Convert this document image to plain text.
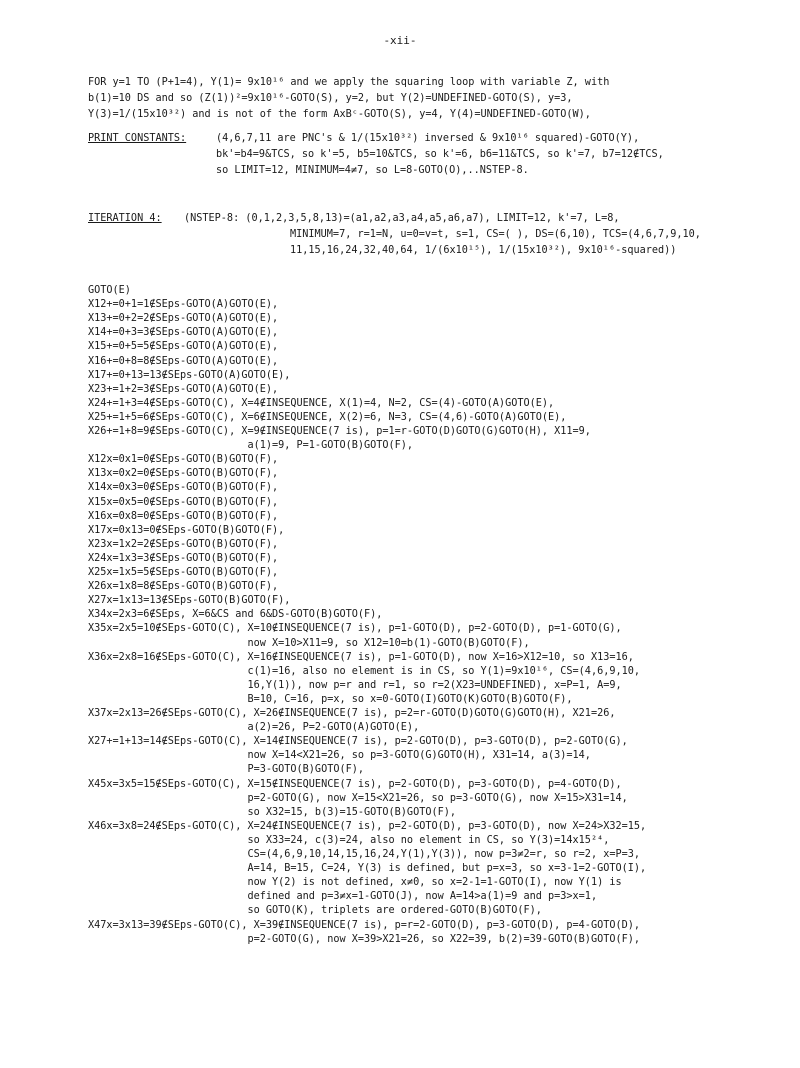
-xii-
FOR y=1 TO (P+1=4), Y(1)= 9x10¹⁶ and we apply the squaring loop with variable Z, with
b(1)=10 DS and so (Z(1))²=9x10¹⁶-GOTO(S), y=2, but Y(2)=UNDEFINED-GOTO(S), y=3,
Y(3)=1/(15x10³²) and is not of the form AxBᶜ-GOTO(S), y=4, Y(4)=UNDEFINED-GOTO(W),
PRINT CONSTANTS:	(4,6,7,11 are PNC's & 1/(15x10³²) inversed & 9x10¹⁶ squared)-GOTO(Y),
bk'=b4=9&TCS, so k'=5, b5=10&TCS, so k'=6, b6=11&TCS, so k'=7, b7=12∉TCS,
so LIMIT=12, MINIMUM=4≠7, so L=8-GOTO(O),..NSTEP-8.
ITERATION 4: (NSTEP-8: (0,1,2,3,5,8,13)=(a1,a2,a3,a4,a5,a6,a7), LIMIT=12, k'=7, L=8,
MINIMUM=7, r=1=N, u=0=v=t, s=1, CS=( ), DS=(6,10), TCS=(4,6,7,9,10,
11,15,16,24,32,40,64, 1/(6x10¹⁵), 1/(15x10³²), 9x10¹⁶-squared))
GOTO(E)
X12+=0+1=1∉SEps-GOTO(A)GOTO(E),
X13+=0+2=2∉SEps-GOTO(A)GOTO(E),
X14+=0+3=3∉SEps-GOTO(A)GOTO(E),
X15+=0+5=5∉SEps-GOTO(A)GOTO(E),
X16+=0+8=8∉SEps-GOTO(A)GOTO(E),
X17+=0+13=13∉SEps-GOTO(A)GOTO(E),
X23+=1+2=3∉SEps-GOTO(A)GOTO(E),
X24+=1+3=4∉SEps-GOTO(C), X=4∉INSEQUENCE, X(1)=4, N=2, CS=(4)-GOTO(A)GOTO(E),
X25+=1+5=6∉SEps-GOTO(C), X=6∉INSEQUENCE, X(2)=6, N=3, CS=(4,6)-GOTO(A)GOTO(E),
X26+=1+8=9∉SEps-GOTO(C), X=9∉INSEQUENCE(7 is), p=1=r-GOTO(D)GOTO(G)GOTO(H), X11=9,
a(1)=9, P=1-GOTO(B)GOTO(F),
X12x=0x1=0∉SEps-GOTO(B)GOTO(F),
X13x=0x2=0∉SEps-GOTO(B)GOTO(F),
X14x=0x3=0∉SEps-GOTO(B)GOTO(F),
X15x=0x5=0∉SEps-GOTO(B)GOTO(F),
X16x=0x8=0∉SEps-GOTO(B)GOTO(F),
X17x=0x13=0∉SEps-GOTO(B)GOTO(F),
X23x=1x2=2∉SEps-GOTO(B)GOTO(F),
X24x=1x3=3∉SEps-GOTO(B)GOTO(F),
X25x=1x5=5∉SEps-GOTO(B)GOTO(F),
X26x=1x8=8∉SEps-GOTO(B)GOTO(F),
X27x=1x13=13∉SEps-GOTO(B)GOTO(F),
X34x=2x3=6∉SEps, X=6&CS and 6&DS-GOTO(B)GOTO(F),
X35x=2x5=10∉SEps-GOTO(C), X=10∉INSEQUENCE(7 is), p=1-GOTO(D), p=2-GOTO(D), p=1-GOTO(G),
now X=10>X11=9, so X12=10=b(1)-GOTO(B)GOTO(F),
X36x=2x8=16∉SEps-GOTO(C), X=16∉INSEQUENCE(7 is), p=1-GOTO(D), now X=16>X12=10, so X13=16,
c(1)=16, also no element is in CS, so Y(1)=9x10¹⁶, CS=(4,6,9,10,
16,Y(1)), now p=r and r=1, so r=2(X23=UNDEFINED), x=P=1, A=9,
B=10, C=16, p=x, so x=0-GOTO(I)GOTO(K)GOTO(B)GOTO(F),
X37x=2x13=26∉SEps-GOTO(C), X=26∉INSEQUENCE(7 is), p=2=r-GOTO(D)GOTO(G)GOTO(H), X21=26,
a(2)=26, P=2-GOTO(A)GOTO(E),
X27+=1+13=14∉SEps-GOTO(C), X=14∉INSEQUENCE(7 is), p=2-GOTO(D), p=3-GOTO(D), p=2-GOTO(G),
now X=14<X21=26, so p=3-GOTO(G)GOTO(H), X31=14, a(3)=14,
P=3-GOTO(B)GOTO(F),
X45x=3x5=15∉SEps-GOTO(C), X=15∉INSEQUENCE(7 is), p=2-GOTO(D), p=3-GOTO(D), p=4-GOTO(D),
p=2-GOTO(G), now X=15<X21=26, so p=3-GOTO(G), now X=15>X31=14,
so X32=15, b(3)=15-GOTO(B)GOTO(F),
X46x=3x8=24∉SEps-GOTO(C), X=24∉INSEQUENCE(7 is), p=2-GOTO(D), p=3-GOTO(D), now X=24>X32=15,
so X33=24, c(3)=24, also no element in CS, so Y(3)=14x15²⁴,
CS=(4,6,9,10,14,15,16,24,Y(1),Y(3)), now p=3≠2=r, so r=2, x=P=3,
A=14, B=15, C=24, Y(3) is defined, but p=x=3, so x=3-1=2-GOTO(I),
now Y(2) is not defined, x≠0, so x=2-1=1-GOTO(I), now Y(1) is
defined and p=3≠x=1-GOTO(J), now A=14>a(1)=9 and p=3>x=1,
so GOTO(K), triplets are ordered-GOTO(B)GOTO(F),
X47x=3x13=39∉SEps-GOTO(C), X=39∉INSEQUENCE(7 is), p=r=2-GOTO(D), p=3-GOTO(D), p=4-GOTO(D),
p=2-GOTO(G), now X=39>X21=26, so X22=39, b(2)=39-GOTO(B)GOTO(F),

---+---

- **What the task requires**:
Copy everything in the records above except the pictures, exactly as written.

- **Solution to this problem**:
Convert this document image to plain text.
-xii-
FOR y=1 TO (P+1=4), Y(1)= 9x10¹⁶ and we apply the squaring loop with variable Z, with
b(1)=10 DS and so (Z(1))²=9x10¹⁶-GOTO(S), y=2, but Y(2)=UNDEFINED-GOTO(S), y=3,
Y(3)=1/(15x10³²) and is not of the form AxBᶜ-GOTO(S), y=4, Y(4)=UNDEFINED-GOTO(W),
PRINT CONSTANTS:	(4,6,7,11 are PNC's & 1/(15x10³²) inversed & 9x10¹⁶ squared)-GOTO(Y),
bk'=b4=9&TCS, so k'=5, b5=10&TCS, so k'=6, b6=11&TCS, so k'=7, b7=12∉TCS,
so LIMIT=12, MINIMUM=4≠7, so L=8-GOTO(O),..NSTEP-8.
ITERATION 4: (NSTEP-8: (0,1,2,3,5,8,13)=(a1,a2,a3,a4,a5,a6,a7), LIMIT=12, k'=7, L=8,
MINIMUM=7, r=1=N, u=0=v=t, s=1, CS=( ), DS=(6,10), TCS=(4,6,7,9,10,
11,15,16,24,32,40,64, 1/(6x10¹⁵), 1/(15x10³²), 9x10¹⁶-squared))
GOTO(E)
X12+=0+1=1∉SEps-GOTO(A)GOTO(E),
X13+=0+2=2∉SEps-GOTO(A)GOTO(E),
X14+=0+3=3∉SEps-GOTO(A)GOTO(E),
X15+=0+5=5∉SEps-GOTO(A)GOTO(E),
X16+=0+8=8∉SEps-GOTO(A)GOTO(E),
X17+=0+13=13∉SEps-GOTO(A)GOTO(E),
X23+=1+2=3∉SEps-GOTO(A)GOTO(E),
X24+=1+3=4∉SEps-GOTO(C), X=4∉INSEQUENCE, X(1)=4, N=2, CS=(4)-GOTO(A)GOTO(E),
X25+=1+5=6∉SEps-GOTO(C), X=6∉INSEQUENCE, X(2)=6, N=3, CS=(4,6)-GOTO(A)GOTO(E),
X26+=1+8=9∉SEps-GOTO(C), X=9∉INSEQUENCE(7 is), p=1=r-GOTO(D)GOTO(G)GOTO(H), X11=9,
a(1)=9, P=1-GOTO(B)GOTO(F),
X12x=0x1=0∉SEps-GOTO(B)GOTO(F),
X13x=0x2=0∉SEps-GOTO(B)GOTO(F),
X14x=0x3=0∉SEps-GOTO(B)GOTO(F),
X15x=0x5=0∉SEps-GOTO(B)GOTO(F),
X16x=0x8=0∉SEps-GOTO(B)GOTO(F),
X17x=0x13=0∉SEps-GOTO(B)GOTO(F),
X23x=1x2=2∉SEps-GOTO(B)GOTO(F),
X24x=1x3=3∉SEps-GOTO(B)GOTO(F),
X25x=1x5=5∉SEps-GOTO(B)GOTO(F),
X26x=1x8=8∉SEps-GOTO(B)GOTO(F),
X27x=1x13=13∉SEps-GOTO(B)GOTO(F),
X34x=2x3=6∉SEps, X=6&CS and 6&DS-GOTO(B)GOTO(F),
X35x=2x5=10∉SEps-GOTO(C), X=10∉INSEQUENCE(7 is), p=1-GOTO(D), p=2-GOTO(D), p=1-GOTO(G),
now X=10>X11=9, so X12=10=b(1)-GOTO(B)GOTO(F),
X36x=2x8=16∉SEps-GOTO(C), X=16∉INSEQUENCE(7 is), p=1-GOTO(D), now X=16>X12=10, so X13=16,
c(1)=16, also no element is in CS, so Y(1)=9x10¹⁶, CS=(4,6,9,10,
16,Y(1)), now p=r and r=1, so r=2(X23=UNDEFINED), x=P=1, A=9,
B=10, C=16, p=x, so x=0-GOTO(I)GOTO(K)GOTO(B)GOTO(F),
X37x=2x13=26∉SEps-GOTO(C), X=26∉INSEQUENCE(7 is), p=2=r-GOTO(D)GOTO(G)GOTO(H), X21=26,
a(2)=26, P=2-GOTO(A)GOTO(E),
X27+=1+13=14∉SEps-GOTO(C), X=14∉INSEQUENCE(7 is), p=2-GOTO(D), p=3-GOTO(D), p=2-GOTO(G),
now X=14<X21=26, so p=3-GOTO(G)GOTO(H), X31=14, a(3)=14,
P=3-GOTO(B)GOTO(F),
X45x=3x5=15∉SEps-GOTO(C), X=15∉INSEQUENCE(7 is), p=2-GOTO(D), p=3-GOTO(D), p=4-GOTO(D),
p=2-GOTO(G), now X=15<X21=26, so p=3-GOTO(G), now X=15>X31=14,
so X32=15, b(3)=15-GOTO(B)GOTO(F),
X46x=3x8=24∉SEps-GOTO(C), X=24∉INSEQUENCE(7 is), p=2-GOTO(D), p=3-GOTO(D), now X=24>X32=15,
so X33=24, c(3)=24, also no element in CS, so Y(3)=14x15²⁴,
CS=(4,6,9,10,14,15,16,24,Y(1),Y(3)), now p=3≠2=r, so r=2, x=P=3,
A=14, B=15, C=24, Y(3) is defined, but p=x=3, so x=3-1=2-GOTO(I),
now Y(2) is not defined, x≠0, so x=2-1=1-GOTO(I), now Y(1) is
defined and p=3≠x=1-GOTO(J), now A=14>a(1)=9 and p=3>x=1,
so GOTO(K), triplets are ordered-GOTO(B)GOTO(F),
X47x=3x13=39∉SEps-GOTO(C), X=39∉INSEQUENCE(7 is), p=r=2-GOTO(D), p=3-GOTO(D), p=4-GOTO(D),
p=2-GOTO(G), now X=39>X21=26, so X22=39, b(2)=39-GOTO(B)GOTO(F),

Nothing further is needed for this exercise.